'''
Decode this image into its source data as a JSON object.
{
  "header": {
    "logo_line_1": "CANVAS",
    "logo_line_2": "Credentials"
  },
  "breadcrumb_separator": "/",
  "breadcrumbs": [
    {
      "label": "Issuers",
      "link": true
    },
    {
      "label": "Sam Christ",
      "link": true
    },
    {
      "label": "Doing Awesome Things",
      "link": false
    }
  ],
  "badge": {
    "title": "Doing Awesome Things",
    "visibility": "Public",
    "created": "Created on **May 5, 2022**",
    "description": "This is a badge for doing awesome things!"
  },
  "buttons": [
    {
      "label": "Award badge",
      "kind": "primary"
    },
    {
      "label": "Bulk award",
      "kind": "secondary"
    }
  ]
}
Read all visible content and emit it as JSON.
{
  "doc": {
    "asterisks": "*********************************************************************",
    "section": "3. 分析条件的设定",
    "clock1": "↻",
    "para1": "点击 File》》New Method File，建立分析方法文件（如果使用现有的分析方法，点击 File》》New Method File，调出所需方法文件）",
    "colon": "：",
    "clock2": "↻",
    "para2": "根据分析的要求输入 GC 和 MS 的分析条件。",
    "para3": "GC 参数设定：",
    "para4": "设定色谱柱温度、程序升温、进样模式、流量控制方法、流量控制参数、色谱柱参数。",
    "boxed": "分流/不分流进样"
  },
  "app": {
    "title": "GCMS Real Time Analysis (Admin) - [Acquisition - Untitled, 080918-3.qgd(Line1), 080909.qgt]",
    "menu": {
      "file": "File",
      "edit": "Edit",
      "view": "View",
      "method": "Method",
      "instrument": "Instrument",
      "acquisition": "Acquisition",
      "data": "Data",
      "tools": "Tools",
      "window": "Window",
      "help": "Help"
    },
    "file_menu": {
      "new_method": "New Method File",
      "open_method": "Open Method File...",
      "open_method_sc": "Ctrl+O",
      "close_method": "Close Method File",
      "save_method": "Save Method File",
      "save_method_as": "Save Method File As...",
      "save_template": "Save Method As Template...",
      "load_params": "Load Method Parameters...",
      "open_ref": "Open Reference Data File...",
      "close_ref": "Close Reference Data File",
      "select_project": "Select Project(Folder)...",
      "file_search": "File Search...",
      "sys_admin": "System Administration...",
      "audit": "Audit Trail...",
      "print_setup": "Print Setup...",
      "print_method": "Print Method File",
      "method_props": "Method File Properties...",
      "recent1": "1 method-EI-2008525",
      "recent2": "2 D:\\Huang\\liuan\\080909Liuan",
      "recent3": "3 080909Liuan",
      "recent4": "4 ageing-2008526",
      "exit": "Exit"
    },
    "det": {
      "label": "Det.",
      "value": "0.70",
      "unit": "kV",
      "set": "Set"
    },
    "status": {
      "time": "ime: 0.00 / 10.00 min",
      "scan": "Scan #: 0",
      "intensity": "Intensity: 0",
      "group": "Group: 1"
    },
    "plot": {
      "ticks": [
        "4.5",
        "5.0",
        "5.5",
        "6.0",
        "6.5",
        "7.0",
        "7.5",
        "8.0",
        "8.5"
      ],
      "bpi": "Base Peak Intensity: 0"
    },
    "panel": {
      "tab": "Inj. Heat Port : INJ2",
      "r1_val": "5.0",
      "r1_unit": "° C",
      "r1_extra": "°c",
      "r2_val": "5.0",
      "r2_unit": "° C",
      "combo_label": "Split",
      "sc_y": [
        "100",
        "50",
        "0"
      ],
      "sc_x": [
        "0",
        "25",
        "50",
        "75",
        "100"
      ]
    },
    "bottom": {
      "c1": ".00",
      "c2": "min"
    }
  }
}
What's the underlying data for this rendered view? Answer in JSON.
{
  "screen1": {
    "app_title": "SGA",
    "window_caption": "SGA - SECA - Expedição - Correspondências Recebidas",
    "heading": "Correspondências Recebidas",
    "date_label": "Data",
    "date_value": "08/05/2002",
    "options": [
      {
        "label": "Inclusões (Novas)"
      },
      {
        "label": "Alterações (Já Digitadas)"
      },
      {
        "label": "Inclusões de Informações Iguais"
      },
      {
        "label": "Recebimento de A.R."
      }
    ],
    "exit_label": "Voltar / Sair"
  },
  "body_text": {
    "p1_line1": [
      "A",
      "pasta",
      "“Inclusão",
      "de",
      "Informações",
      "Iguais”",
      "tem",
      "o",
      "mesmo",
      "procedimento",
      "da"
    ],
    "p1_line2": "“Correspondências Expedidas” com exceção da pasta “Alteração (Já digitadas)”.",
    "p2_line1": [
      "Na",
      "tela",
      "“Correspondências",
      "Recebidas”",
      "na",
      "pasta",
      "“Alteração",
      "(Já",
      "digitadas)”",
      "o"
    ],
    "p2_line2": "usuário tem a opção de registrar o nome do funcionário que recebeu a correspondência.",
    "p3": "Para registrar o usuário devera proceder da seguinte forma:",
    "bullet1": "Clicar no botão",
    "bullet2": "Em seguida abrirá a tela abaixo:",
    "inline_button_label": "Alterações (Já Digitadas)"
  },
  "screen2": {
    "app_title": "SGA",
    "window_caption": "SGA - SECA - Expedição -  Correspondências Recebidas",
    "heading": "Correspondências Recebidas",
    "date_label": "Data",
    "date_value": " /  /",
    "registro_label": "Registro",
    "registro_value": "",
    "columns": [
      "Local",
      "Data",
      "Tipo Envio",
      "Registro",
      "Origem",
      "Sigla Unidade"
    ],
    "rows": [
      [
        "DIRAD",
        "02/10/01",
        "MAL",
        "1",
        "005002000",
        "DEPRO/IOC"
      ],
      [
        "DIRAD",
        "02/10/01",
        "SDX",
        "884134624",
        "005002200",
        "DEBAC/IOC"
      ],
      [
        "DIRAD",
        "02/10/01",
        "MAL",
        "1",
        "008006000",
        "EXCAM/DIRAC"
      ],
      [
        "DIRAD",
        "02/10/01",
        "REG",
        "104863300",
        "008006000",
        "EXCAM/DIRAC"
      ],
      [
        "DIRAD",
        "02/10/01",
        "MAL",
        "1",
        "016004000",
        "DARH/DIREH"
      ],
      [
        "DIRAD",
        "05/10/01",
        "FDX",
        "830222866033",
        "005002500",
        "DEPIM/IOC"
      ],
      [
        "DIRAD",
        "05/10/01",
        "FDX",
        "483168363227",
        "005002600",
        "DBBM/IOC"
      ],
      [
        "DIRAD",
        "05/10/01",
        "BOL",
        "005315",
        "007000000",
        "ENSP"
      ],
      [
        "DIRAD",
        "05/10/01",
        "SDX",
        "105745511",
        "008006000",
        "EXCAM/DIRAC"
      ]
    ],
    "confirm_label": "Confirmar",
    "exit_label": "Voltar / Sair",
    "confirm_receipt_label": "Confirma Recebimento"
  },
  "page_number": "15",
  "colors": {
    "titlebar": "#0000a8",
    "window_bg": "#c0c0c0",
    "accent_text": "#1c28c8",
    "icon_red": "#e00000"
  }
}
'''
▸ Short task
Search the lines for "SECA". Copy each line that has it.

▸ Answer to the problem
    "window_caption": "SGA - SECA - Expedição - Correspondências Recebidas",
    "window_caption": "SGA - SECA - Expedição -  Correspondências Recebidas",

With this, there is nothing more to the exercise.